STATED TASK:
Go over the entries below line by line, copying each one that contains the word "text".

RECORDS FOR PROCESSING:
## BEGIN

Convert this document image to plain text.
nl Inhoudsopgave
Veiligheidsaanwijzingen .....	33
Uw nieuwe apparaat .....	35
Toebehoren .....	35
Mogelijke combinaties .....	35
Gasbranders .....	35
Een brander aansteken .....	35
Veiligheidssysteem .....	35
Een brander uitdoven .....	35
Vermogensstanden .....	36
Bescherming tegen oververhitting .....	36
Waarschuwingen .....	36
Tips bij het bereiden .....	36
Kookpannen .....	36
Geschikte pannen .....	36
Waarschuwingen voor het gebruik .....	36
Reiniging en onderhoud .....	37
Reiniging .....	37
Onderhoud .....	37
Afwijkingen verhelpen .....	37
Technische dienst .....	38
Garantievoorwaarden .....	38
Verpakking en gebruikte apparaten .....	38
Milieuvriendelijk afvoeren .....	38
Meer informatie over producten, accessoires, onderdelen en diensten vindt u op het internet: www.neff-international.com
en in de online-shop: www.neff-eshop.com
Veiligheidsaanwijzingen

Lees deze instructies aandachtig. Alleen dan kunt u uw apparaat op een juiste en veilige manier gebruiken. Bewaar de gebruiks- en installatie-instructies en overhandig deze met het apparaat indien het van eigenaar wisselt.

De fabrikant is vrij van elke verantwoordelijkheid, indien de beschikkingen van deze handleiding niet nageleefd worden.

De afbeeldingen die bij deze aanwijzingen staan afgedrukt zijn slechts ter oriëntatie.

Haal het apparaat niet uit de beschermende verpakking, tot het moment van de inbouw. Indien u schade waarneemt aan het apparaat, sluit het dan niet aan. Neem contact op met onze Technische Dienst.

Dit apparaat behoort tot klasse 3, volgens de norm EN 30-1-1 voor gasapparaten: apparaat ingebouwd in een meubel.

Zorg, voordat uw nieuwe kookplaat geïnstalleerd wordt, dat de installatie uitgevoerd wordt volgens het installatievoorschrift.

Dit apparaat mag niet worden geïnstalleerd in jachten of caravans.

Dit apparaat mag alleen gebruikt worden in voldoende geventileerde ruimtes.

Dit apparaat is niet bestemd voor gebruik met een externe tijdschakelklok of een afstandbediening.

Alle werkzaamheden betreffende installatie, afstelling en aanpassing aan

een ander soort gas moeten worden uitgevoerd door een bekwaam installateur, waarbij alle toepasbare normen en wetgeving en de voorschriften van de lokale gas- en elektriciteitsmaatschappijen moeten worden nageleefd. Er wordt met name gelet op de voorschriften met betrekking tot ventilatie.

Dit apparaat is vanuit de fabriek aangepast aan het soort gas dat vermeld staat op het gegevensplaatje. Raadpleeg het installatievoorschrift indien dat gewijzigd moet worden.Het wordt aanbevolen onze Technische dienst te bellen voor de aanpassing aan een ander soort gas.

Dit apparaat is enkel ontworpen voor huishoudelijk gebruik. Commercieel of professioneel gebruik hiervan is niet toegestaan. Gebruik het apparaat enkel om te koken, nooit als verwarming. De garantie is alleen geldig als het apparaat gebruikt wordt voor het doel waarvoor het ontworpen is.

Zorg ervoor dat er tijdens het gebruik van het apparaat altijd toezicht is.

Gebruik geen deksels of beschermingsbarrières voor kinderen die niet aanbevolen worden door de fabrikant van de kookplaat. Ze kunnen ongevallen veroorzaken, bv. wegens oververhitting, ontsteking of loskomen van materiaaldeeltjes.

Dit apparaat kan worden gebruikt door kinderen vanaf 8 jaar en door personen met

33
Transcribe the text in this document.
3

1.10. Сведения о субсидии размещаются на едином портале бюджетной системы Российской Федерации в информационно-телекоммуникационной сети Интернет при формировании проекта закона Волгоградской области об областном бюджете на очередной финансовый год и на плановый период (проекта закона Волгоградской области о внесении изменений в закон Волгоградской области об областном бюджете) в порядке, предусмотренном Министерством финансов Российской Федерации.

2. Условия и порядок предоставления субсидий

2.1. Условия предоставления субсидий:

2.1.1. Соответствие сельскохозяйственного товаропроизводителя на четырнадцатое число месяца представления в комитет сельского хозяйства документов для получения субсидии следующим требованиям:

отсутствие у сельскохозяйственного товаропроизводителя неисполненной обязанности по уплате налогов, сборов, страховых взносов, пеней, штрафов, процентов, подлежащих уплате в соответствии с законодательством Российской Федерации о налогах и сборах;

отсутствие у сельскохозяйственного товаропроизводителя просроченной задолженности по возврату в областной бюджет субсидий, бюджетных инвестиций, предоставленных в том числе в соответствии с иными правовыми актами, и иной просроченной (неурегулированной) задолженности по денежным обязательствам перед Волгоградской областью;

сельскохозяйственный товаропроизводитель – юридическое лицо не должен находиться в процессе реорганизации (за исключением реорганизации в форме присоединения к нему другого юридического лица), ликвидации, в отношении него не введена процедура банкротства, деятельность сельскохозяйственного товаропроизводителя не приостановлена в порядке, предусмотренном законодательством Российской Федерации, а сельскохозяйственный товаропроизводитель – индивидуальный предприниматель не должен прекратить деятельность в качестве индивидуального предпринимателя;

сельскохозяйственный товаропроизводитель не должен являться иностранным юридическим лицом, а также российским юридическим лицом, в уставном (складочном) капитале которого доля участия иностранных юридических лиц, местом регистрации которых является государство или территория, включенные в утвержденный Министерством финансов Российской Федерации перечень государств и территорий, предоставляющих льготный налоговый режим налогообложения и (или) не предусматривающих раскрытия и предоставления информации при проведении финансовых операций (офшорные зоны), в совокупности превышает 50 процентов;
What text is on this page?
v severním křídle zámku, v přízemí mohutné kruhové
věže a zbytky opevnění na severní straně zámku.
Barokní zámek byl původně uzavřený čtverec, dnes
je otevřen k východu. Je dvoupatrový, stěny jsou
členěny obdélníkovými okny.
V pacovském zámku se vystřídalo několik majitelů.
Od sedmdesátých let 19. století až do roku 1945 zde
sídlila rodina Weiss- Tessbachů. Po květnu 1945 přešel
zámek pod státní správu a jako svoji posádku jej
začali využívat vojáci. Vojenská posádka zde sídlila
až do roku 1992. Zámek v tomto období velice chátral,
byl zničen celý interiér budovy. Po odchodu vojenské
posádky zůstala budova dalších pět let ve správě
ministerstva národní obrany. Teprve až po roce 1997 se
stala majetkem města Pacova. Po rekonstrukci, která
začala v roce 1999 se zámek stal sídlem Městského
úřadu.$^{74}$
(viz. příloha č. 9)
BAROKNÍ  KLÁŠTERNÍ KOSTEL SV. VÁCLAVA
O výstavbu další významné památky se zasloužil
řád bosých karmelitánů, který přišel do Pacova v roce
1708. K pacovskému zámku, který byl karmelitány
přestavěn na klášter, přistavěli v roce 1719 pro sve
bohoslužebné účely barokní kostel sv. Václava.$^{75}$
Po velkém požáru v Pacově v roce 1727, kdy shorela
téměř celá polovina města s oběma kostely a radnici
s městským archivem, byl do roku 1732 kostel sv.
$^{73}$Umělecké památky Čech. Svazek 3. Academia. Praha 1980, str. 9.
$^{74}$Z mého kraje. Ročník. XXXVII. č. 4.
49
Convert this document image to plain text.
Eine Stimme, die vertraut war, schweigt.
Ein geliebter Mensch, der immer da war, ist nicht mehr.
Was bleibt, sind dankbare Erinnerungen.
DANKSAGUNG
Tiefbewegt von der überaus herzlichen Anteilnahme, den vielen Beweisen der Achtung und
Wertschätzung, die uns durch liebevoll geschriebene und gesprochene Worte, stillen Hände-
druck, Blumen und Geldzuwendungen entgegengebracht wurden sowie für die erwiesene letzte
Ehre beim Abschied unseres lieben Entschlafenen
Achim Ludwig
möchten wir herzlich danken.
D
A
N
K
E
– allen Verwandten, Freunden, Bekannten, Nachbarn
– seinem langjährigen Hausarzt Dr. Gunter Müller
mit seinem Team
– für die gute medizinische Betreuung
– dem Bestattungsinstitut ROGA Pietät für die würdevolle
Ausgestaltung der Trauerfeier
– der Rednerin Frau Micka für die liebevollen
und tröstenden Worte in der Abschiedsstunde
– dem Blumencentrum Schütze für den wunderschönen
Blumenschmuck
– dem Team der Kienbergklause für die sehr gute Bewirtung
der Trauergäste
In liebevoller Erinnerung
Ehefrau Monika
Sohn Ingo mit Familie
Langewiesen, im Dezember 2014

## END

CORRECT RESPONSE:
Convert this document image to plain text.
Transcribe the text in this document.
What text is on this page?
Convert this document image to plain text.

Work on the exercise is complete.